> Given data:
:::::
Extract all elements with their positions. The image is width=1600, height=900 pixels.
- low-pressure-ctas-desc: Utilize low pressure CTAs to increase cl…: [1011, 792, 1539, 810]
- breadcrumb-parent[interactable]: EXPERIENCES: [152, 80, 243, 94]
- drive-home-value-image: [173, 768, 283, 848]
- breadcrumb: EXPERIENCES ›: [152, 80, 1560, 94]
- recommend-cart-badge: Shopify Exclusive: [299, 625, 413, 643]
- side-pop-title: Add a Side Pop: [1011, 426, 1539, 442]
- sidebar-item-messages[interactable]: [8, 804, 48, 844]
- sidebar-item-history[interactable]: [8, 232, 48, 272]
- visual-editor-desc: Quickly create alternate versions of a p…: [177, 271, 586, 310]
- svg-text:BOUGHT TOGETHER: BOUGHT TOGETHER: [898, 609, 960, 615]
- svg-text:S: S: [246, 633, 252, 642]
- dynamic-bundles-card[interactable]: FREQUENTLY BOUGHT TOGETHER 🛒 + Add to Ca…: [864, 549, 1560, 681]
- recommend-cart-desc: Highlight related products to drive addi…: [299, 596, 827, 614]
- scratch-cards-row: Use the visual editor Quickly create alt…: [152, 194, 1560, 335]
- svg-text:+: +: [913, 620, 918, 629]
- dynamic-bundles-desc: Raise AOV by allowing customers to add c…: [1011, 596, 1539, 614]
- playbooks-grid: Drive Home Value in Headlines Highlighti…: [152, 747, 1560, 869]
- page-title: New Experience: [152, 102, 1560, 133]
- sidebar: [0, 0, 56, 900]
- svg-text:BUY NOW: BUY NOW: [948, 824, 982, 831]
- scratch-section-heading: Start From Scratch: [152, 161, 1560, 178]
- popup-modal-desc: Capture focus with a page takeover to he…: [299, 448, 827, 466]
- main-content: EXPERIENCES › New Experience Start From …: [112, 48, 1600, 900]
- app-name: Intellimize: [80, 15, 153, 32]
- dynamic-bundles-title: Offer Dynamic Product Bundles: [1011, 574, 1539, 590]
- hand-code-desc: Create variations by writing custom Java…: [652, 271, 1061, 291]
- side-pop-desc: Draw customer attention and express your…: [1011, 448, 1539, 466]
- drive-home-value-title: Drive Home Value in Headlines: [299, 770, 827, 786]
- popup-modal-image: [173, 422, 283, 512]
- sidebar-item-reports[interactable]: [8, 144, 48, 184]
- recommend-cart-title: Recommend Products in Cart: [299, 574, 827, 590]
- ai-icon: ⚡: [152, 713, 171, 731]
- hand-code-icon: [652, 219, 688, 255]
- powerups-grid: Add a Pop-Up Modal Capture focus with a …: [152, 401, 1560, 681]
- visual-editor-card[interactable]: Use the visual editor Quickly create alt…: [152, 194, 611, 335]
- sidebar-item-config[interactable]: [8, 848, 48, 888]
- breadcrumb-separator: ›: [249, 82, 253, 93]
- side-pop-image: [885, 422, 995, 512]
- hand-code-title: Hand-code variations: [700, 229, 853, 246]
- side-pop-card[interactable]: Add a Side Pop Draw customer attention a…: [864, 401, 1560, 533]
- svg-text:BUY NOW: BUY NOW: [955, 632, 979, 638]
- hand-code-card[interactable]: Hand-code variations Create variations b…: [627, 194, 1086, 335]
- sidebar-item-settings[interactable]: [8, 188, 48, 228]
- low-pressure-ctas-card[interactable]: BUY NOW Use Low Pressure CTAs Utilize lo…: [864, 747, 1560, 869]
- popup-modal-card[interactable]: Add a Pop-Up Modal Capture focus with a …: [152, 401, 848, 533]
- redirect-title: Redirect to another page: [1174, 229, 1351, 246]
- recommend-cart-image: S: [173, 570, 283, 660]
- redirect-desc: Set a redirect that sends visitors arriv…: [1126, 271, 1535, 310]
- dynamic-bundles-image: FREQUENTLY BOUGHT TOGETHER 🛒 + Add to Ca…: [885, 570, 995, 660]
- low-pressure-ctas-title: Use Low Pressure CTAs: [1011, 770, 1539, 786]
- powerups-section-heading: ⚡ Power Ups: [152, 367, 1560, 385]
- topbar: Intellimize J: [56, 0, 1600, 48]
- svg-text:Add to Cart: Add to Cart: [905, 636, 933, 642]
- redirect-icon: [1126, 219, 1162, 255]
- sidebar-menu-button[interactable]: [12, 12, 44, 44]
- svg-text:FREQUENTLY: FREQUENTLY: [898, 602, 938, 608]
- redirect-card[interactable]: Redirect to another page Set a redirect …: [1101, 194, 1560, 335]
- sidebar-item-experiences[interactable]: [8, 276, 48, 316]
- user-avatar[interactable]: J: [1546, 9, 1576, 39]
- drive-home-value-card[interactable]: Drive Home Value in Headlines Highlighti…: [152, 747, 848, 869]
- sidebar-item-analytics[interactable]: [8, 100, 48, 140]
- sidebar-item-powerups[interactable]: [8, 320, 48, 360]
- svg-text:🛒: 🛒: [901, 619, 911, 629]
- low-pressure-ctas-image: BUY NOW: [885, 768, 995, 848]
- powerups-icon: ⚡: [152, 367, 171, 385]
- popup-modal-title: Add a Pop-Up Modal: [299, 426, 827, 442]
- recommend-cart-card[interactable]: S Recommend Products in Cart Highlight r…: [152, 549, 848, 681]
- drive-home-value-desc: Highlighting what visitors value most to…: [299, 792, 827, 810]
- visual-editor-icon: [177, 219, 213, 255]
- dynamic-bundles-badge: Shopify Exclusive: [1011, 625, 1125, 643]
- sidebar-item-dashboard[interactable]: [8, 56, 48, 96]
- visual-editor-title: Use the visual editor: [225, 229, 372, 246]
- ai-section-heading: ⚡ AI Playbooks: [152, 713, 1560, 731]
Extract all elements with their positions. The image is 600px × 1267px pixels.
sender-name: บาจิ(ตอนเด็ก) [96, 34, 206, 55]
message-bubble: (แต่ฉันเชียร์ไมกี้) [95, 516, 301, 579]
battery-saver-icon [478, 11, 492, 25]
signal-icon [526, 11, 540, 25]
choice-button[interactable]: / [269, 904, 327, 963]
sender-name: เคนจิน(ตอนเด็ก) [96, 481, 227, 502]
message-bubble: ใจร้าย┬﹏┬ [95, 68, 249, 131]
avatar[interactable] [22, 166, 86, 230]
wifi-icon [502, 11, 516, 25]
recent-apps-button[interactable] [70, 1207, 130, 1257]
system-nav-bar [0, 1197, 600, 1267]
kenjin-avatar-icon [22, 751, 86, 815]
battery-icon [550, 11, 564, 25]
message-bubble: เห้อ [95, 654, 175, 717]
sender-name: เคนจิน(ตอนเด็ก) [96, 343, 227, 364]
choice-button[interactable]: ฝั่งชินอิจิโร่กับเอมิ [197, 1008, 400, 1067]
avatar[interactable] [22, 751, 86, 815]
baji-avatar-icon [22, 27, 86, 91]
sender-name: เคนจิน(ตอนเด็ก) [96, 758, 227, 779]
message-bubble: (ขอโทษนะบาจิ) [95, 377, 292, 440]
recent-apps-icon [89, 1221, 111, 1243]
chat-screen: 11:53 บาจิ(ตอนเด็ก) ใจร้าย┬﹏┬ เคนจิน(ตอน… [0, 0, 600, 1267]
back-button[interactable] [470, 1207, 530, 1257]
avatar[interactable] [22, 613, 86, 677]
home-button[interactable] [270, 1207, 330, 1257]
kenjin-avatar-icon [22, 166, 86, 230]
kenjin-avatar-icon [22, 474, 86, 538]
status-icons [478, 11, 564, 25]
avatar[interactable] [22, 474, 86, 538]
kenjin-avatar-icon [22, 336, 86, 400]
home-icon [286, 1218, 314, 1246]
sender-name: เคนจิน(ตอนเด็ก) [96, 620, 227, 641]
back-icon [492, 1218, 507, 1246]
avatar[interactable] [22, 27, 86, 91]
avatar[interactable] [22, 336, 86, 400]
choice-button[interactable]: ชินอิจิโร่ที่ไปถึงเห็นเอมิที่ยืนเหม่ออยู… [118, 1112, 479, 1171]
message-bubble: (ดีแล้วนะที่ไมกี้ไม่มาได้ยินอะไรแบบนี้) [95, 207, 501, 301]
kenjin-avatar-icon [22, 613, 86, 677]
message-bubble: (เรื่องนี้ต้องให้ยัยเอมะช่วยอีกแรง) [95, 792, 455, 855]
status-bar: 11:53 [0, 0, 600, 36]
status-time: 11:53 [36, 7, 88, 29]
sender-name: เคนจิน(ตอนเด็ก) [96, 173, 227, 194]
:::::
> Written task:
Copy out the listing without any change, starting at its first line and ending at the line that contains "80, 243, 94]", with both of those lines included.

> Answer to the exercise:
Extract all elements with their positions. The image is width=1600, height=900 pixels.
- low-pressure-ctas-desc: Utilize low pressure CTAs to increase cl…: [1011, 792, 1539, 810]
- breadcrumb-parent[interactable]: EXPERIENCES: [152, 80, 243, 94]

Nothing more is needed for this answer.